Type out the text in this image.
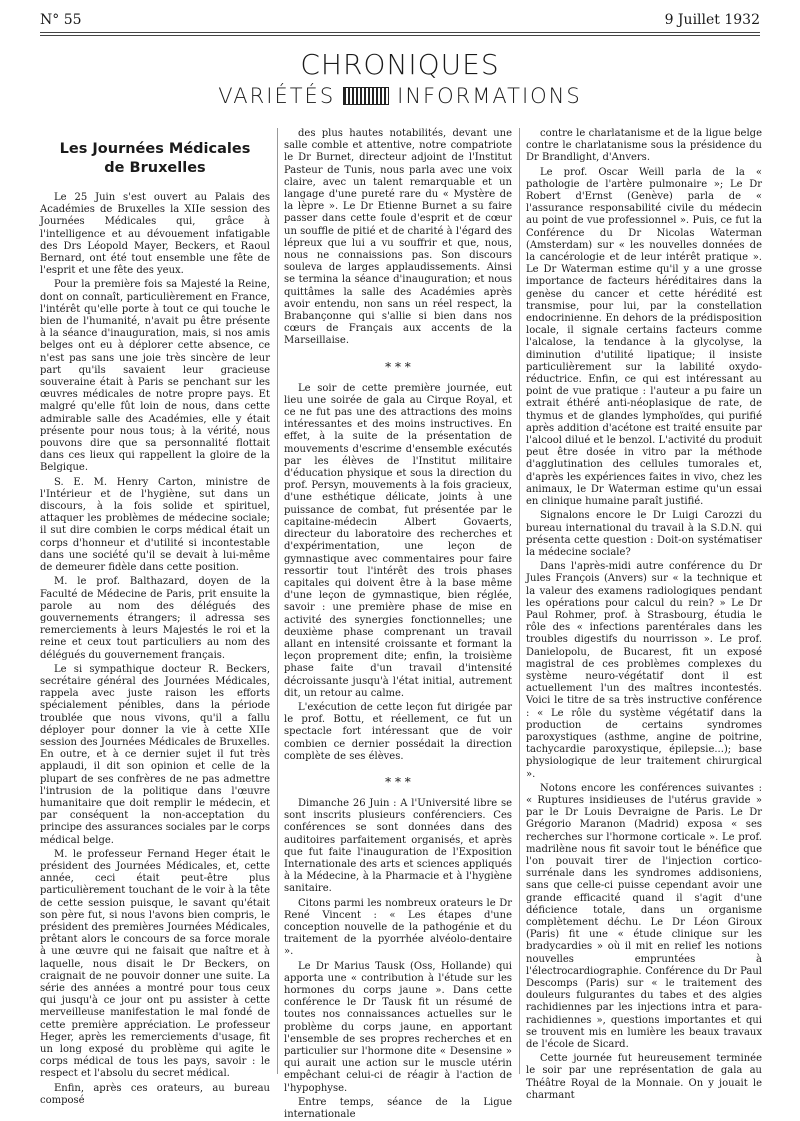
N° 55	9 Juillet 1932
CHRONIQUES
VARIÉTÉS	INFORMATIONS
Les Journées Médicales
de Bruxelles

Le 25 Juin s'est ouvert au Palais des Académies de Bruxelles la XIIe session des Journées Médicales qui, grâce à l'intelligence et au dévouement infatigable des Drs Léopold Mayer, Beckers, et Raoul Bernard, ont été tout ensemble une fête de l'esprit et une fête des yeux.

Pour la première fois sa Majesté la Reine, dont on connaît, particulièrement en France, l'intérêt qu'elle porte à tout ce qui touche le bien de l'humanité, n'avait pu être présente à la séance d'inauguration, mais, si nos amis belges ont eu à déplorer cette absence, ce n'est pas sans une joie très sincère de leur part qu'ils savaient leur gracieuse souveraine était à Paris se penchant sur les œuvres médicales de notre propre pays. Et malgré qu'elle fût loin de nous, dans cette admirable salle des Académies, elle y était présente pour nous tous; à la vérité, nous pouvons dire que sa personnalité flottait dans ces lieux qui rappellent la gloire de la Belgique.

S. E. M. Henry Carton, ministre de l'Intérieur et de l'hygiène, sut dans un discours, à la fois solide et spirituel, attaquer les problèmes de médecine sociale; il sut dire combien le corps médical était un corps d'honneur et d'utilité si incontestable dans une société qu'il se devait à lui-même de demeurer fidèle dans cette position.

M. le prof. Balthazard, doyen de la Faculté de Médecine de Paris, prit ensuite la parole au nom des délégués des gouvernements étrangers; il adressa ses remerciements à leurs Majestés le roi et la reine et ceux tout particuliers au nom des délégués du gouvernement français.

Le si sympathique docteur R. Beckers, secrétaire général des Journées Médicales, rappela avec juste raison les efforts spécialement pénibles, dans la période troublée que nous vivons, qu'il a fallu déployer pour donner la vie à cette XIIe session des Journées Médicales de Bruxelles. En outre, et à ce dernier sujet il fut très applaudi, il dit son opinion et celle de la plupart de ses confrères de ne pas admettre l'intrusion de la politique dans l'œuvre humanitaire que doit remplir le médecin, et par conséquent la non-acceptation du principe des assurances sociales par le corps médical belge.

M. le professeur Fernand Heger était le président des Journées Médicales, et, cette année, ceci était peut-être plus particulièrement touchant de le voir à la tête de cette session puisque, le savant qu'était son père fut, si nous l'avons bien compris, le président des premières Journées Médicales, prêtant alors le concours de sa force morale à une œuvre qui ne faisait que naître et à laquelle, nous disait le Dr Beckers, on craignait de ne pouvoir donner une suite. La série des années a montré pour tous ceux qui jusqu'à ce jour ont pu assister à cette merveilleuse manifestation le mal fondé de cette première appréciation. Le professeur Heger, après les remerciements d'usage, fit un long exposé du problème qui agite le corps médical de tous les pays, savoir : le respect et l'absolu du secret médical.

Enfin, après ces orateurs, au bureau composé

des plus hautes notabilités, devant une salle comble et attentive, notre compatriote le Dr Burnet, directeur adjoint de l'Institut Pasteur de Tunis, nous parla avec une voix claire, avec un talent remarquable et un langage d'une pureté rare du « Mystère de la lèpre ». Le Dr Etienne Burnet a su faire passer dans cette foule d'esprit et de cœur un souffle de pitié et de charité à l'égard des lépreux que lui a vu souffrir et que, nous, nous ne connaissions pas. Son discours souleva de larges applaudissements. Ainsi se termina la séance d'inauguration; et nous quittâmes la salle des Académies après avoir entendu, non sans un réel respect, la Brabançonne qui s'allie si bien dans nos cœurs de Français aux accents de la Marseillaise.

* * *

Le soir de cette première journée, eut lieu une soirée de gala au Cirque Royal, et ce ne fut pas une des attractions des moins intéressantes et des moins instructives. En effet, à la suite de la présentation de mouvements d'escrime d'ensemble exécutés par les élèves de l'Institut militaire d'éducation physique et sous la direction du prof. Persyn, mouvements à la fois gracieux, d'une esthétique délicate, joints à une puissance de combat, fut présentée par le capitaine-médecin Albert Govaerts, directeur du laboratoire des recherches et d'expérimentation, une leçon de gymnastique avec commentaires pour faire ressortir tout l'intérêt des trois phases capitales qui doivent être à la base même d'une leçon de gymnastique, bien réglée, savoir : une première phase de mise en activité des synergies fonctionnelles; une deuxième phase comprenant un travail allant en intensité croissante et formant la leçon proprement dite; enfin, la troisième phase faite d'un travail d'intensité décroissante jusqu'à l'état initial, autrement dit, un retour au calme.

L'exécution de cette leçon fut dirigée par le prof. Bottu, et réellement, ce fut un spectacle fort intéressant que de voir combien ce dernier possédait la direction complète de ses élèves.

* * *

Dimanche 26 Juin : A l'Université libre se sont inscrits plusieurs conférenciers. Ces conférences se sont données dans des auditoires parfaitement organisés, et après que fut faite l'inauguration de l'Exposition Internationale des arts et sciences appliqués à la Médecine, à la Pharmacie et à l'hygiène sanitaire.

Citons parmi les nombreux orateurs le Dr René Vincent : « Les étapes d'une conception nouvelle de la pathogénie et du traitement de la pyorrhée alvéolo-dentaire ».

Le Dr Marius Tausk (Oss, Hollande) qui apporta une « contribution à l'étude sur les hormones du corps jaune ». Dans cette conférence le Dr Tausk fit un résumé de toutes nos connaissances actuelles sur le problème du corps jaune, en apportant l'ensemble de ses propres recherches et en particulier sur l'hormone dite « Desensine » qui aurait une action sur le muscle utérin empêchant celui-ci de réagir à l'action de l'hypophyse.

Entre temps, séance de la Ligue internationale

contre le charlatanisme et de la ligue belge contre le charlatanisme sous la présidence du Dr Brandlight, d'Anvers.

Le prof. Oscar Weill parla de la « pathologie de l'artère pulmonaire »; Le Dr Robert d'Ernst (Genève) parla de « l'assurance responsabilité civile du médecin au point de vue professionnel ». Puis, ce fut la Conférence du Dr Nicolas Waterman (Amsterdam) sur « les nouvelles données de la cancérologie et de leur intérêt pratique ». Le Dr Waterman estime qu'il y a une grosse importance de facteurs héréditaires dans la genèse du cancer et cette hérédité est transmise, pour lui, par la constellation endocrinienne. En dehors de la prédisposition locale, il signale certains facteurs comme l'alcalose, la tendance à la glycolyse, la diminution d'utilité lipatique; il insiste particulièrement sur la labilité oxydo-réductrice. Enfin, ce qui est intéressant au point de vue pratique : l'auteur a pu faire un extrait éthéré anti-néoplasique de rate, de thymus et de glandes lymphoïdes, qui purifié après addition d'acétone est traité ensuite par l'alcool dilué et le benzol. L'activité du produit peut être dosée in vitro par la méthode d'agglutination des cellules tumorales et, d'après les expériences faites in vivo, chez les animaux, le Dr Waterman estime qu'un essai en clinique humaine paraît justifié.

Signalons encore le Dr Luigi Carozzi du bureau international du travail à la S.D.N. qui présenta cette question : Doit-on systématiser la médecine sociale?

Dans l'après-midi autre conférence du Dr Jules François (Anvers) sur « la technique et la valeur des examens radiologiques pendant les opérations pour calcul du rein? » Le Dr Paul Rohmer, prof. à Strasbourg, étudia le rôle des « infections parentérales dans les troubles digestifs du nourrisson ». Le prof. Danielopolu, de Bucarest, fit un exposé magistral de ces problèmes complexes du système neuro-végétatif dont il est actuellement l'un des maîtres incontestés. Voici le titre de sa très instructive conférence : « Le rôle du système végétatif dans la production de certains syndromes paroxystiques (asthme, angine de poitrine, tachycardie paroxystique, épilepsie...); base physiologique de leur traitement chirurgical ».

Notons encore les conférences suivantes : « Ruptures insidieuses de l'utérus gravide » par le Dr Louis Devraigne de Paris. Le Dr Grégorio Maranon (Madrid) exposa « ses recherches sur l'hormone corticale ». Le prof. madrilène nous fit savoir tout le bénéfice que l'on pouvait tirer de l'injection cortico-surrénale dans les syndromes addisoniens, sans que celle-ci puisse cependant avoir une grande efficacité quand il s'agit d'une déficience totale, dans un organisme complètement déchu. Le Dr Léon Giroux (Paris) fit une « étude clinique sur les bradycardies » où il mit en relief les notions nouvelles empruntées à l'électrocardiographie. Conférence du Dr Paul Descomps (Paris) sur « le traitement des douleurs fulgurantes du tabes et des algies rachidiennes par les injections intra et para-rachidiennes », questions importantes et qui se trouvent mis en lumière les beaux travaux de l'école de Sicard.

Cette journée fut heureusement terminée le soir par une représentation de gala au Théâtre Royal de la Monnaie. On y jouait le charmant
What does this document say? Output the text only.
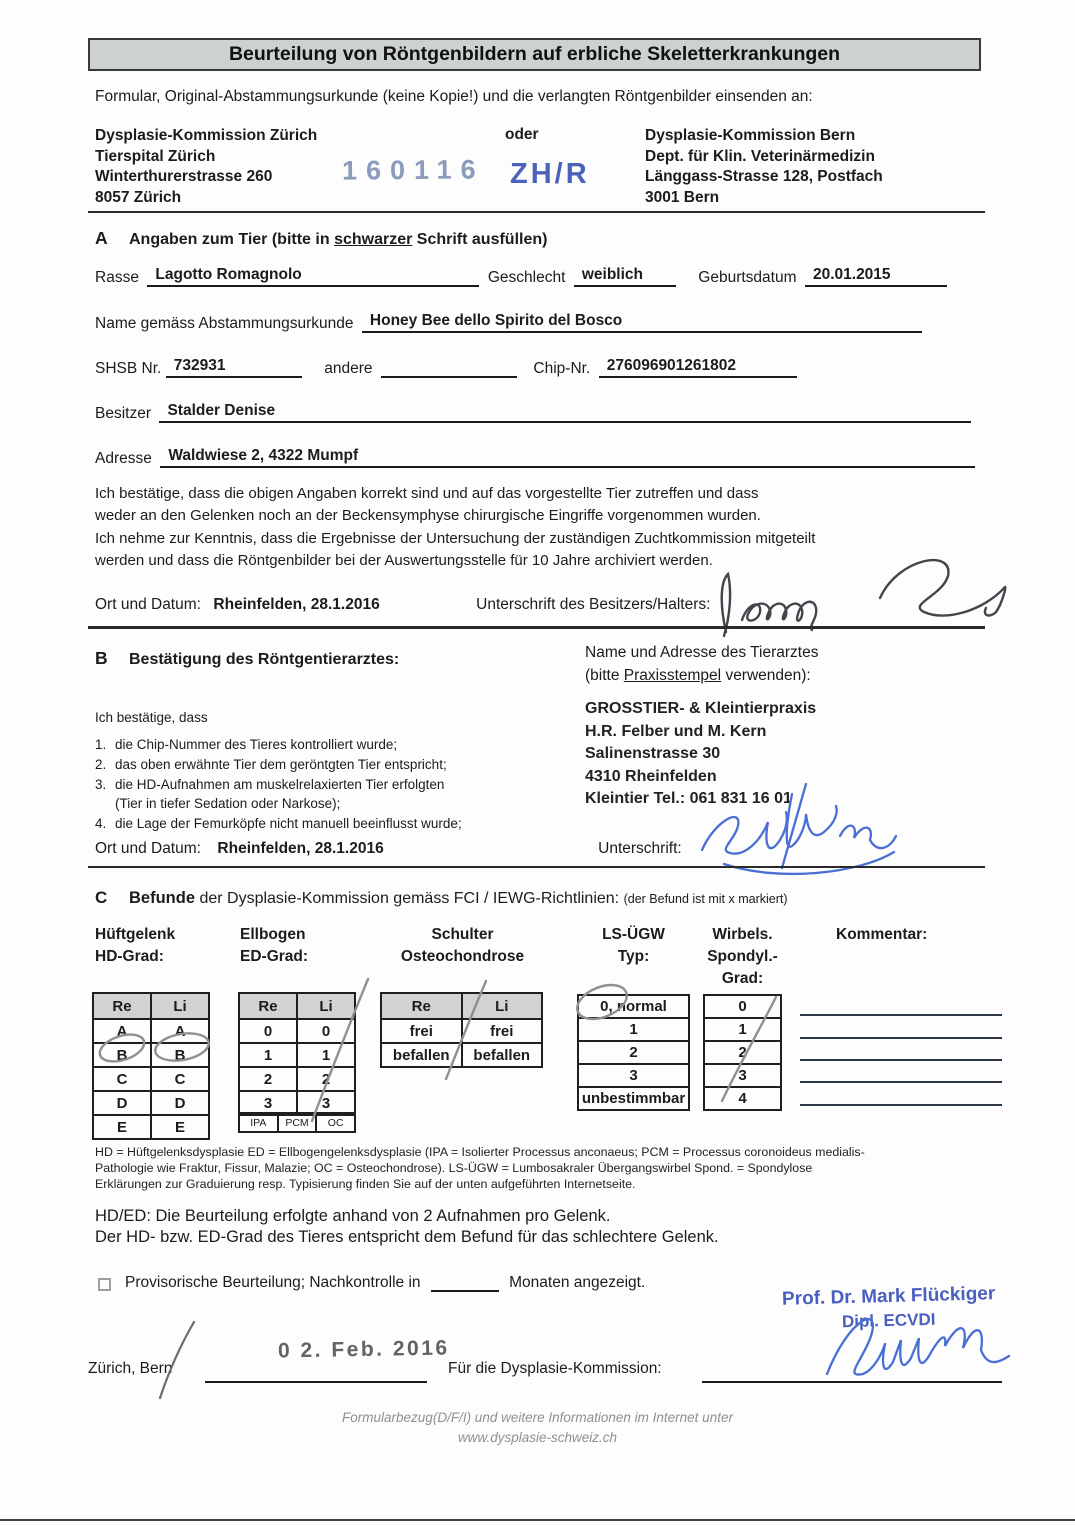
Beurteilung von Röntgenbildern auf erbliche Skeletterkrankungen
Formular, Original-Abstammungsurkunde (keine Kopie!) und die verlangten Röntgenbilder einsenden an:
Dysplasie-Kommission Zürich
Tierspital Zürich
Winterthurerstrasse 260
8057 Zürich
oder	Dysplasie-Kommission Bern
Dept. für Klin. Veterinärmedizin
Länggass-Strasse 128, Postfach
3001 Bern
160116 ZH/R
A Angaben zum Tier (bitte in schwarzer Schrift ausfüllen)
Rasse Lagotto Romagnolo	Geschlecht weiblich	Geburtsdatum 20.01.2015
Name gemäss Abstammungsurkunde Honey Bee dello Spirito del Bosco
SHSB Nr. 732931	andere	Chip-Nr. 276096901261802
Besitzer Stalder Denise
Adresse Waldwiese 2, 4322 Mumpf
Ich bestätige, dass die obigen Angaben korrekt sind und auf das vorgestellte Tier zutreffen und dass
weder an den Gelenken noch an der Beckensymphyse chirurgische Eingriffe vorgenommen wurden.
Ich nehme zur Kenntnis, dass die Ergebnisse der Untersuchung der zuständigen Zuchtkommission mitgeteilt
werden und dass die Röntgenbilder bei der Auswertungsstelle für 10 Jahre archiviert werden.
Ort und Datum: Rheinfelden, 28.1.2016	Unterschrift des Besitzers/Halters:
B Bestätigung des Röntgentierarztes:	Name und Adresse des Tierarztes
(bitte Praxisstempel verwenden):
Ich bestätige, dass
1. die Chip-Nummer des Tieres kontrolliert wurde;
2. das oben erwähnte Tier dem geröntgten Tier entspricht;
3. die HD-Aufnahmen am muskelrelaxierten Tier erfolgten
(Tier in tiefer Sedation oder Narkose);
4. die Lage der Femurköpfe nicht manuell beeinflusst wurde;
GROSSTIER- & Kleintierpraxis
H.R. Felber und M. Kern
Salinenstrasse 30
4310 Rheinfelden
Kleintier Tel.: 061 831 16 01
Ort und Datum: Rheinfelden, 28.1.2016	Unterschrift:
C Befunde der Dysplasie-Kommission gemäss FCI / IEWG-Richtlinien: (der Befund ist mit x markiert)
Hüftgelenk
HD-Grad:
Ellbogen
ED-Grad:
Schulter
Osteochondrose
LS-ÜGW
Typ:
Wirbels.
Spondyl.-
Grad:
Kommentar:
Re	Li
A	A
B	B
C	C
D	D
E	E
Re	Li
0	0
1	1
2	2
3	3
IPA	PCM	OC
Re	Li
frei	frei
befallen	befallen
0, normal
1
2
3
unbestimmbar
0
1
2
3
4
HD = Hüftgelenksdysplasie ED = Ellbogengelenksdysplasie (IPA = Isolierter Processus anconaeus; PCM = Processus coronoideus medialis-
Pathologie wie Fraktur, Fissur, Malazie; OC = Osteochondrose). LS-ÜGW = Lumbosakraler Übergangswirbel Spond. = Spondylose
Erklärungen zur Graduierung resp. Typisierung finden Sie auf der unten aufgeführten Internetseite.
HD/ED: Die Beurteilung erfolgte anhand von 2 Aufnahmen pro Gelenk.
Der HD- bzw. ED-Grad des Tieres entspricht dem Befund für das schlechtere Gelenk.
Provisorische Beurteilung; Nachkontrolle in	Monaten angezeigt.
Prof. Dr. Mark Flückiger
Dipl. ECVDI
0 2. Feb. 2016
Zürich, Bern	Für die Dysplasie-Kommission:
Formularbezug(D/F/I) und weitere Informationen im Internet unter
www.dysplasie-schweiz.ch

• _PROBLEM_
Copy out every line in the records where the word "Adresse" is found.

• _EXERCISE OUTPUT_
Adresse Waldwiese 2, 4322 Mumpf
B Bestätigung des Röntgentierarztes:	Name und Adresse des Tierarztes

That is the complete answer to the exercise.